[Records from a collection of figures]
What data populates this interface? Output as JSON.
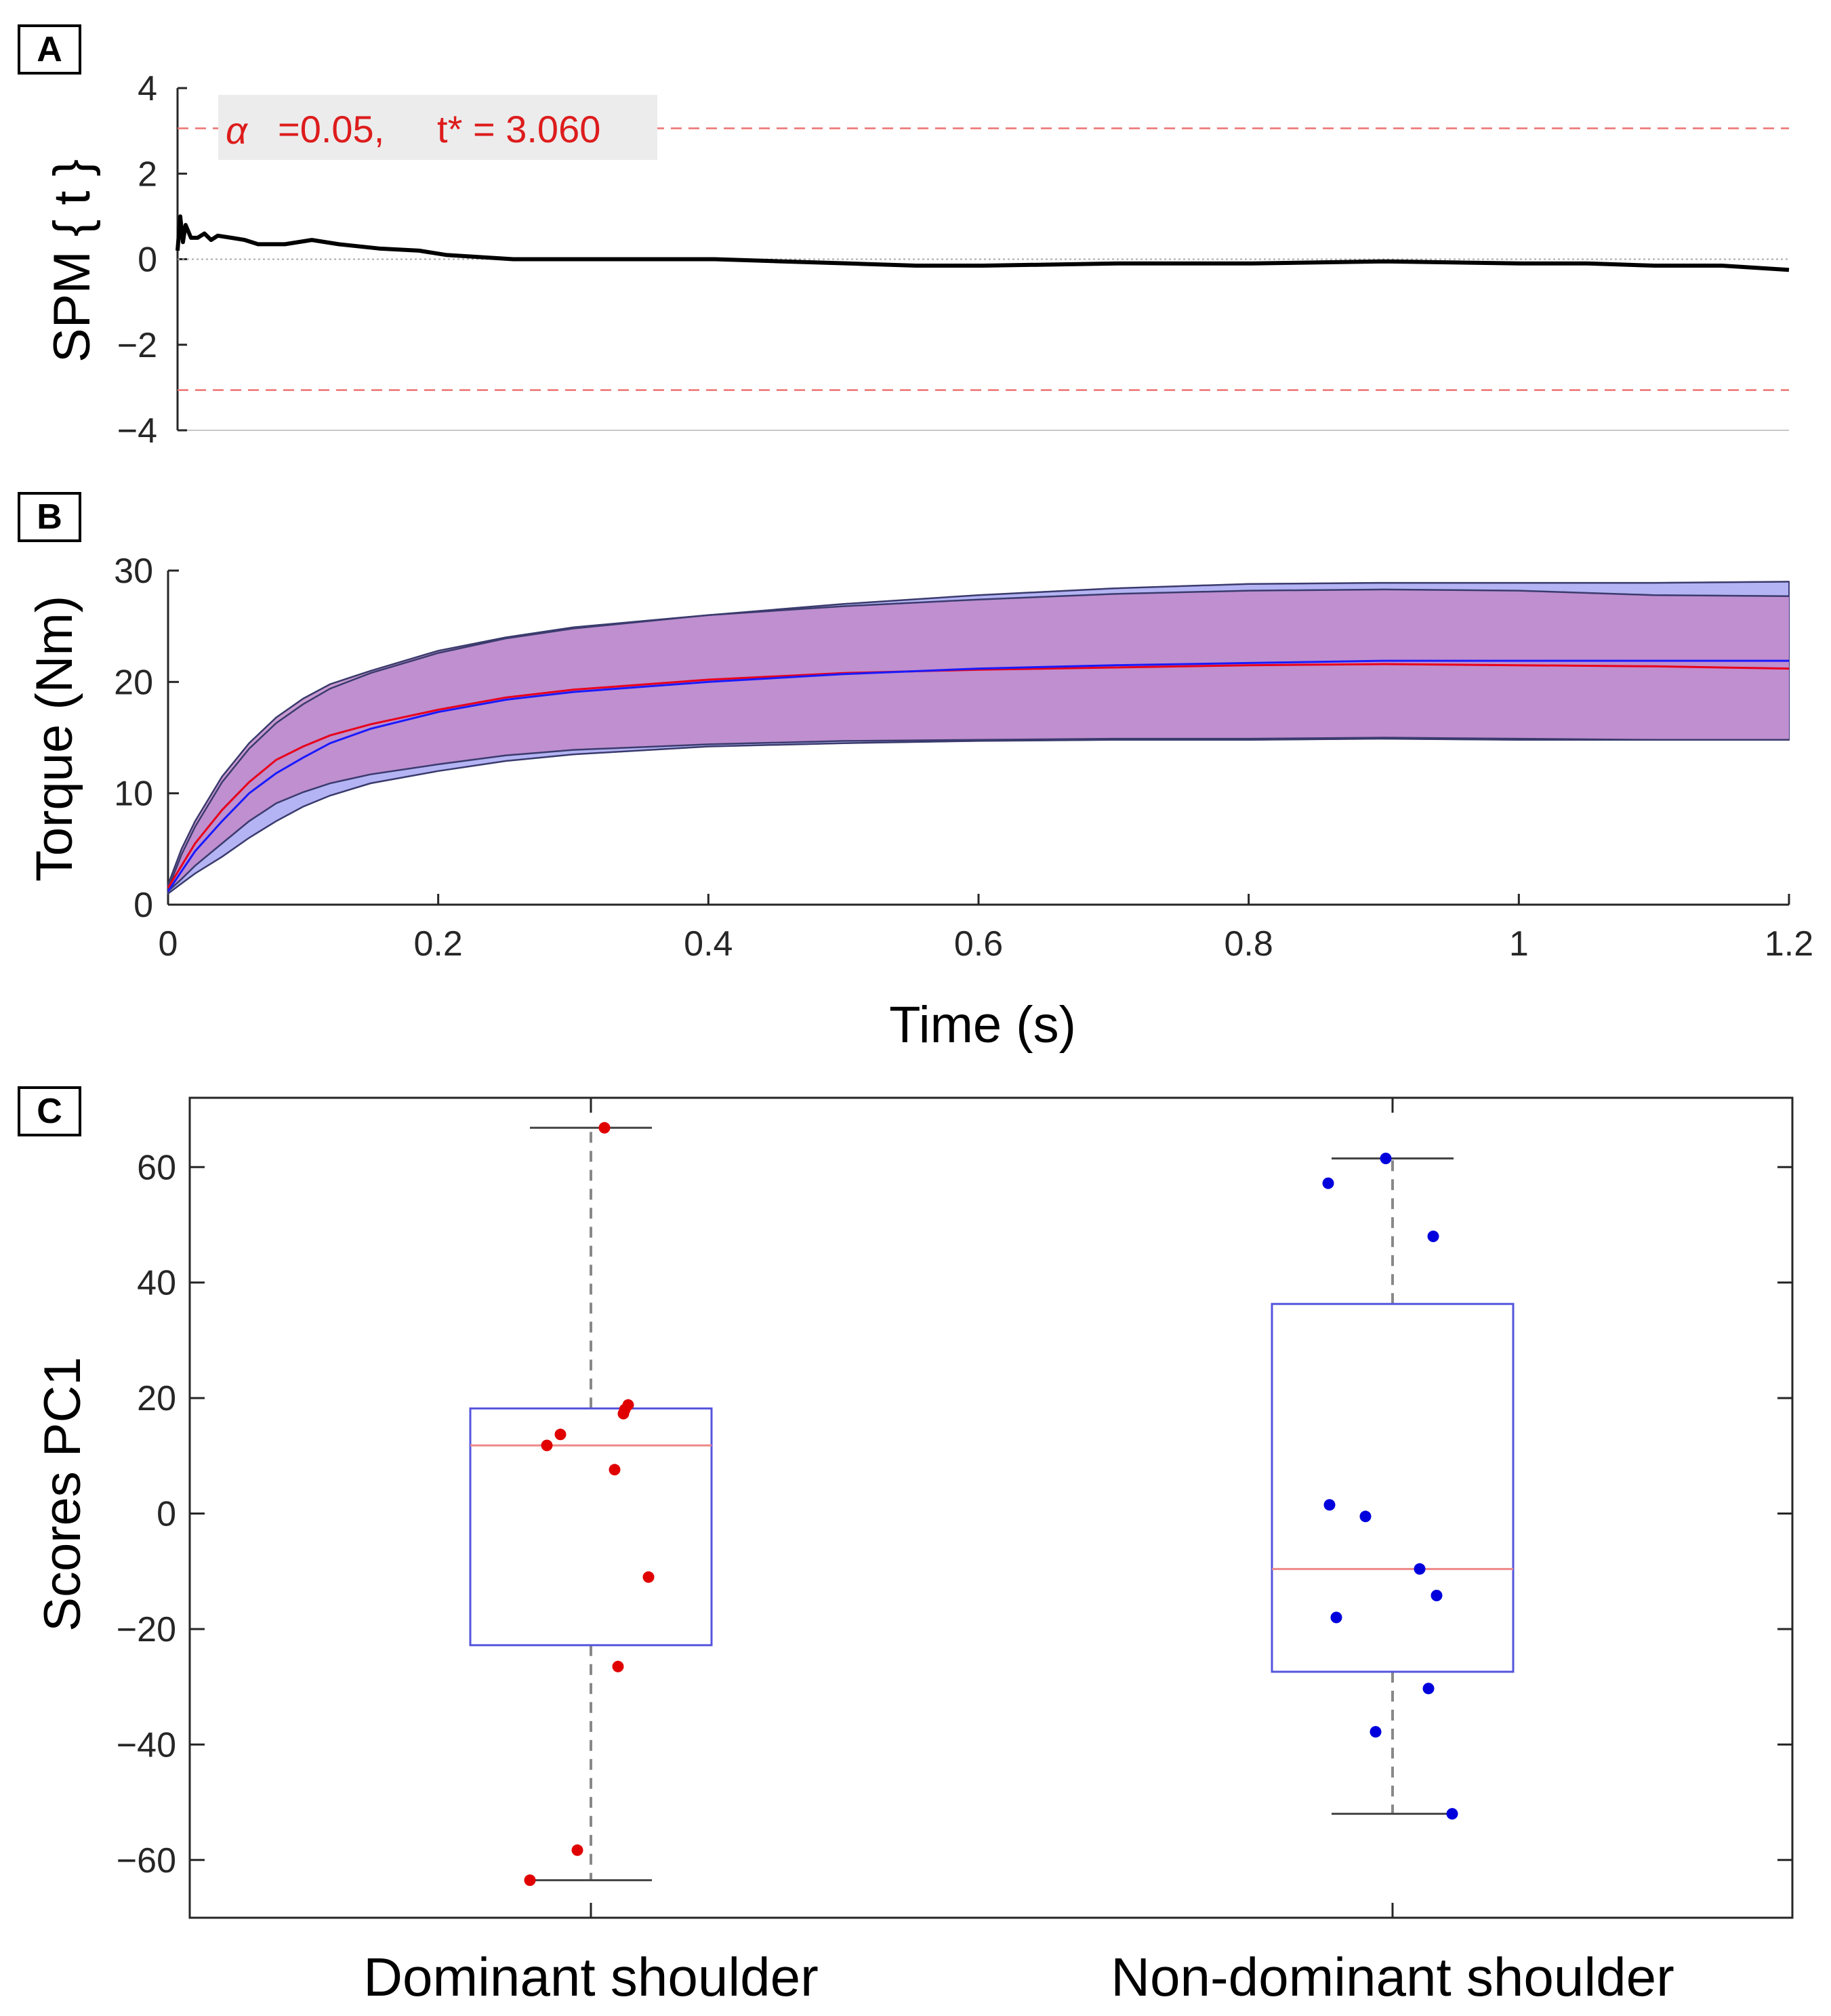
{
  "chart_data": [
    {
      "panel": "A",
      "type": "line",
      "ylabel": "SPM { t }",
      "ylim": [
        -4,
        4
      ],
      "yticks": [
        -4,
        -2,
        0,
        2,
        4
      ],
      "ytick_labels": [
        "−4",
        "−2",
        "0",
        "2",
        "4"
      ],
      "xlim": [
        0,
        1.2
      ],
      "threshold": {
        "alpha_symbol": "α",
        "text": "=0.05,     t* = 3.060",
        "value": 3.06
      },
      "series": [
        {
          "name": "SPM{t}",
          "x": [
            0,
            0.002,
            0.004,
            0.006,
            0.01,
            0.015,
            0.02,
            0.025,
            0.03,
            0.04,
            0.05,
            0.06,
            0.08,
            0.1,
            0.12,
            0.15,
            0.18,
            0.2,
            0.25,
            0.3,
            0.35,
            0.4,
            0.45,
            0.5,
            0.55,
            0.6,
            0.7,
            0.8,
            0.9,
            1.0,
            1.05,
            1.1,
            1.15,
            1.2
          ],
          "y": [
            0.2,
            1.0,
            0.4,
            0.8,
            0.5,
            0.5,
            0.6,
            0.45,
            0.55,
            0.5,
            0.45,
            0.35,
            0.35,
            0.45,
            0.35,
            0.25,
            0.2,
            0.1,
            0.0,
            0.0,
            0.0,
            0.0,
            -0.05,
            -0.1,
            -0.15,
            -0.15,
            -0.1,
            -0.1,
            -0.05,
            -0.1,
            -0.1,
            -0.15,
            -0.15,
            -0.25
          ]
        }
      ]
    },
    {
      "panel": "B",
      "type": "area",
      "xlabel": "Time (s)",
      "ylabel": "Torque (Nm)",
      "xlim": [
        0,
        1.2
      ],
      "ylim": [
        0,
        30
      ],
      "xticks": [
        0,
        0.2,
        0.4,
        0.6,
        0.8,
        1,
        1.2
      ],
      "xtick_labels": [
        "0",
        "0.2",
        "0.4",
        "0.6",
        "0.8",
        "1",
        "1.2"
      ],
      "yticks": [
        0,
        10,
        20,
        30
      ],
      "ytick_labels": [
        "0",
        "10",
        "20",
        "30"
      ],
      "x": [
        0,
        0.01,
        0.02,
        0.04,
        0.06,
        0.08,
        0.1,
        0.12,
        0.15,
        0.2,
        0.25,
        0.3,
        0.4,
        0.5,
        0.6,
        0.7,
        0.8,
        0.9,
        1.0,
        1.1,
        1.2
      ],
      "series": [
        {
          "name": "Dominant shoulder",
          "color": "#e8001c",
          "mean": [
            1.5,
            3.5,
            5.5,
            8.5,
            11.0,
            13.0,
            14.2,
            15.2,
            16.2,
            17.5,
            18.6,
            19.3,
            20.2,
            20.8,
            21.1,
            21.3,
            21.5,
            21.6,
            21.5,
            21.4,
            21.2
          ],
          "upper": [
            1.8,
            5.0,
            7.5,
            11.5,
            14.5,
            16.8,
            18.5,
            19.8,
            21.0,
            22.8,
            24.0,
            24.9,
            26.0,
            26.8,
            27.4,
            27.9,
            28.2,
            28.3,
            28.2,
            27.8,
            27.7
          ],
          "lower": [
            1.2,
            2.3,
            3.5,
            5.5,
            7.5,
            9.1,
            10.1,
            10.9,
            11.7,
            12.6,
            13.4,
            13.9,
            14.4,
            14.7,
            14.8,
            14.9,
            14.9,
            15.0,
            14.9,
            14.8,
            14.8
          ]
        },
        {
          "name": "Non-dominant shoulder",
          "color": "#1a1aff",
          "mean": [
            1.2,
            3.0,
            4.8,
            7.5,
            10.0,
            11.8,
            13.2,
            14.5,
            15.8,
            17.3,
            18.4,
            19.1,
            20.0,
            20.7,
            21.2,
            21.5,
            21.7,
            21.9,
            21.9,
            21.9,
            21.9
          ],
          "upper": [
            1.4,
            4.5,
            7.0,
            11.0,
            14.0,
            16.3,
            18.0,
            19.4,
            20.8,
            22.6,
            23.9,
            24.8,
            26.0,
            27.0,
            27.8,
            28.4,
            28.8,
            28.9,
            28.9,
            28.9,
            29.0
          ],
          "lower": [
            1.0,
            1.9,
            2.8,
            4.3,
            6.0,
            7.5,
            8.8,
            9.8,
            10.9,
            12.0,
            12.9,
            13.5,
            14.2,
            14.5,
            14.7,
            14.8,
            14.8,
            14.9,
            14.8,
            14.8,
            14.8
          ]
        }
      ]
    },
    {
      "panel": "C",
      "type": "box",
      "ylabel": "Scores PC1",
      "ylim": [
        -70,
        72
      ],
      "yticks": [
        -60,
        -40,
        -20,
        0,
        20,
        40,
        60
      ],
      "ytick_labels": [
        "−60",
        "−40",
        "−20",
        "0",
        "20",
        "40",
        "60"
      ],
      "categories": [
        "Dominant shoulder",
        "Non-dominant shoulder"
      ],
      "boxes": [
        {
          "name": "Dominant shoulder",
          "point_color": "#e00000",
          "box_color": "#5555dd",
          "median_color": "#ee8888",
          "min": -63.5,
          "q1": -22.8,
          "median": 11.8,
          "q3": 18.2,
          "max": 66.8,
          "points": [
            {
              "offset": 0.02,
              "value": 66.8
            },
            {
              "offset": 0.055,
              "value": 18.8
            },
            {
              "offset": 0.05,
              "value": 18.0
            },
            {
              "offset": 0.048,
              "value": 17.3
            },
            {
              "offset": -0.045,
              "value": 13.7
            },
            {
              "offset": -0.065,
              "value": 11.8
            },
            {
              "offset": 0.035,
              "value": 7.6
            },
            {
              "offset": 0.085,
              "value": -11.0
            },
            {
              "offset": 0.04,
              "value": -26.5
            },
            {
              "offset": -0.02,
              "value": -58.3
            },
            {
              "offset": -0.09,
              "value": -63.5
            }
          ]
        },
        {
          "name": "Non-dominant shoulder",
          "point_color": "#0000dd",
          "box_color": "#5555dd",
          "median_color": "#ee8888",
          "min": -52.0,
          "q1": -27.4,
          "median": -9.6,
          "q3": 36.3,
          "max": 61.5,
          "points": [
            {
              "offset": -0.01,
              "value": 61.5
            },
            {
              "offset": -0.095,
              "value": 57.2
            },
            {
              "offset": 0.06,
              "value": 48.0
            },
            {
              "offset": -0.093,
              "value": 1.5
            },
            {
              "offset": -0.04,
              "value": -0.5
            },
            {
              "offset": 0.04,
              "value": -9.6
            },
            {
              "offset": 0.065,
              "value": -14.2
            },
            {
              "offset": -0.083,
              "value": -18.0
            },
            {
              "offset": 0.053,
              "value": -30.3
            },
            {
              "offset": -0.025,
              "value": -37.8
            },
            {
              "offset": 0.088,
              "value": -52.0
            }
          ]
        }
      ]
    }
  ]
}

*REQUEST*:
Return the listing above word for word, with the pictures removed.

*OUTPUT*:
What data populates this interface? Output as JSON.
{
  "chart_data": [
    {
      "panel": "A",
      "type": "line",
      "ylabel": "SPM { t }",
      "ylim": [
        -4,
        4
      ],
      "yticks": [
        -4,
        -2,
        0,
        2,
        4
      ],
      "ytick_labels": [
        "−4",
        "−2",
        "0",
        "2",
        "4"
      ],
      "xlim": [
        0,
        1.2
      ],
      "threshold": {
        "alpha_symbol": "α",
        "text": "=0.05,     t* = 3.060",
        "value": 3.06
      },
      "series": [
        {
          "name": "SPM{t}",
          "x": [
            0,
            0.002,
            0.004,
            0.006,
            0.01,
            0.015,
            0.02,
            0.025,
            0.03,
            0.04,
            0.05,
            0.06,
            0.08,
            0.1,
            0.12,
            0.15,
            0.18,
            0.2,
            0.25,
            0.3,
            0.35,
            0.4,
            0.45,
            0.5,
            0.55,
            0.6,
            0.7,
            0.8,
            0.9,
            1.0,
            1.05,
            1.1,
            1.15,
            1.2
          ],
          "y": [
            0.2,
            1.0,
            0.4,
            0.8,
            0.5,
            0.5,
            0.6,
            0.45,
            0.55,
            0.5,
            0.45,
            0.35,
            0.35,
            0.45,
            0.35,
            0.25,
            0.2,
            0.1,
            0.0,
            0.0,
            0.0,
            0.0,
            -0.05,
            -0.1,
            -0.15,
            -0.15,
            -0.1,
            -0.1,
            -0.05,
            -0.1,
            -0.1,
            -0.15,
            -0.15,
            -0.25
          ]
        }
      ]
    },
    {
      "panel": "B",
      "type": "area",
      "xlabel": "Time (s)",
      "ylabel": "Torque (Nm)",
      "xlim": [
        0,
        1.2
      ],
      "ylim": [
        0,
        30
      ],
      "xticks": [
        0,
        0.2,
        0.4,
        0.6,
        0.8,
        1,
        1.2
      ],
      "xtick_labels": [
        "0",
        "0.2",
        "0.4",
        "0.6",
        "0.8",
        "1",
        "1.2"
      ],
      "yticks": [
        0,
        10,
        20,
        30
      ],
      "ytick_labels": [
        "0",
        "10",
        "20",
        "30"
      ],
      "x": [
        0,
        0.01,
        0.02,
        0.04,
        0.06,
        0.08,
        0.1,
        0.12,
        0.15,
        0.2,
        0.25,
        0.3,
        0.4,
        0.5,
        0.6,
        0.7,
        0.8,
        0.9,
        1.0,
        1.1,
        1.2
      ],
      "series": [
        {
          "name": "Dominant shoulder",
          "color": "#e8001c",
          "mean": [
            1.5,
            3.5,
            5.5,
            8.5,
            11.0,
            13.0,
            14.2,
            15.2,
            16.2,
            17.5,
            18.6,
            19.3,
            20.2,
            20.8,
            21.1,
            21.3,
            21.5,
            21.6,
            21.5,
            21.4,
            21.2
          ],
          "upper": [
            1.8,
            5.0,
            7.5,
            11.5,
            14.5,
            16.8,
            18.5,
            19.8,
            21.0,
            22.8,
            24.0,
            24.9,
            26.0,
            26.8,
            27.4,
            27.9,
            28.2,
            28.3,
            28.2,
            27.8,
            27.7
          ],
          "lower": [
            1.2,
            2.3,
            3.5,
            5.5,
            7.5,
            9.1,
            10.1,
            10.9,
            11.7,
            12.6,
            13.4,
            13.9,
            14.4,
            14.7,
            14.8,
            14.9,
            14.9,
            15.0,
            14.9,
            14.8,
            14.8
          ]
        },
        {
          "name": "Non-dominant shoulder",
          "color": "#1a1aff",
          "mean": [
            1.2,
            3.0,
            4.8,
            7.5,
            10.0,
            11.8,
            13.2,
            14.5,
            15.8,
            17.3,
            18.4,
            19.1,
            20.0,
            20.7,
            21.2,
            21.5,
            21.7,
            21.9,
            21.9,
            21.9,
            21.9
          ],
          "upper": [
            1.4,
            4.5,
            7.0,
            11.0,
            14.0,
            16.3,
            18.0,
            19.4,
            20.8,
            22.6,
            23.9,
            24.8,
            26.0,
            27.0,
            27.8,
            28.4,
            28.8,
            28.9,
            28.9,
            28.9,
            29.0
          ],
          "lower": [
            1.0,
            1.9,
            2.8,
            4.3,
            6.0,
            7.5,
            8.8,
            9.8,
            10.9,
            12.0,
            12.9,
            13.5,
            14.2,
            14.5,
            14.7,
            14.8,
            14.8,
            14.9,
            14.8,
            14.8,
            14.8
          ]
        }
      ]
    },
    {
      "panel": "C",
      "type": "box",
      "ylabel": "Scores PC1",
      "ylim": [
        -70,
        72
      ],
      "yticks": [
        -60,
        -40,
        -20,
        0,
        20,
        40,
        60
      ],
      "ytick_labels": [
        "−60",
        "−40",
        "−20",
        "0",
        "20",
        "40",
        "60"
      ],
      "categories": [
        "Dominant shoulder",
        "Non-dominant shoulder"
      ],
      "boxes": [
        {
          "name": "Dominant shoulder",
          "point_color": "#e00000",
          "box_color": "#5555dd",
          "median_color": "#ee8888",
          "min": -63.5,
          "q1": -22.8,
          "median": 11.8,
          "q3": 18.2,
          "max": 66.8,
          "points": [
            {
              "offset": 0.02,
              "value": 66.8
            },
            {
              "offset": 0.055,
              "value": 18.8
            },
            {
              "offset": 0.05,
              "value": 18.0
            },
            {
              "offset": 0.048,
              "value": 17.3
            },
            {
              "offset": -0.045,
              "value": 13.7
            },
            {
              "offset": -0.065,
              "value": 11.8
            },
            {
              "offset": 0.035,
              "value": 7.6
            },
            {
              "offset": 0.085,
              "value": -11.0
            },
            {
              "offset": 0.04,
              "value": -26.5
            },
            {
              "offset": -0.02,
              "value": -58.3
            },
            {
              "offset": -0.09,
              "value": -63.5
            }
          ]
        },
        {
          "name": "Non-dominant shoulder",
          "point_color": "#0000dd",
          "box_color": "#5555dd",
          "median_color": "#ee8888",
          "min": -52.0,
          "q1": -27.4,
          "median": -9.6,
          "q3": 36.3,
          "max": 61.5,
          "points": [
            {
              "offset": -0.01,
              "value": 61.5
            },
            {
              "offset": -0.095,
              "value": 57.2
            },
            {
              "offset": 0.06,
              "value": 48.0
            },
            {
              "offset": -0.093,
              "value": 1.5
            },
            {
              "offset": -0.04,
              "value": -0.5
            },
            {
              "offset": 0.04,
              "value": -9.6
            },
            {
              "offset": 0.065,
              "value": -14.2
            },
            {
              "offset": -0.083,
              "value": -18.0
            },
            {
              "offset": 0.053,
              "value": -30.3
            },
            {
              "offset": -0.025,
              "value": -37.8
            },
            {
              "offset": 0.088,
              "value": -52.0
            }
          ]
        }
      ]
    }
  ]
}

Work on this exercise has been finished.